-- start of Task inputs --
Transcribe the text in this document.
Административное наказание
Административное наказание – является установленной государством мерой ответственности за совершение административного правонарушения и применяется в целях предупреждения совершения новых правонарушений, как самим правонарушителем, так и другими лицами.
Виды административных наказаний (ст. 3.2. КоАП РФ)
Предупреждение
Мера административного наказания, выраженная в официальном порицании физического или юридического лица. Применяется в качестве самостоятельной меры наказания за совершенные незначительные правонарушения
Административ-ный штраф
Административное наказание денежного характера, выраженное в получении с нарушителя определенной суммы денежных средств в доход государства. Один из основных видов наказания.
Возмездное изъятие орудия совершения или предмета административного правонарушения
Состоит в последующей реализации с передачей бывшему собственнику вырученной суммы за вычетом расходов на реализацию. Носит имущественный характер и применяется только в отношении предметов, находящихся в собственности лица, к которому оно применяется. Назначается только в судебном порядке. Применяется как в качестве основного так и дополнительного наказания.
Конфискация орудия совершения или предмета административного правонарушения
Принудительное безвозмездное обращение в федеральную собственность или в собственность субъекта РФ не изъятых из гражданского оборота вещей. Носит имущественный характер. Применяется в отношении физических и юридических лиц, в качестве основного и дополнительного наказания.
-- end of Task inputs --
» **Directive**
Only the number is needed: state how many lines in the listing contain "административного".

» **Solution to the exercise**
4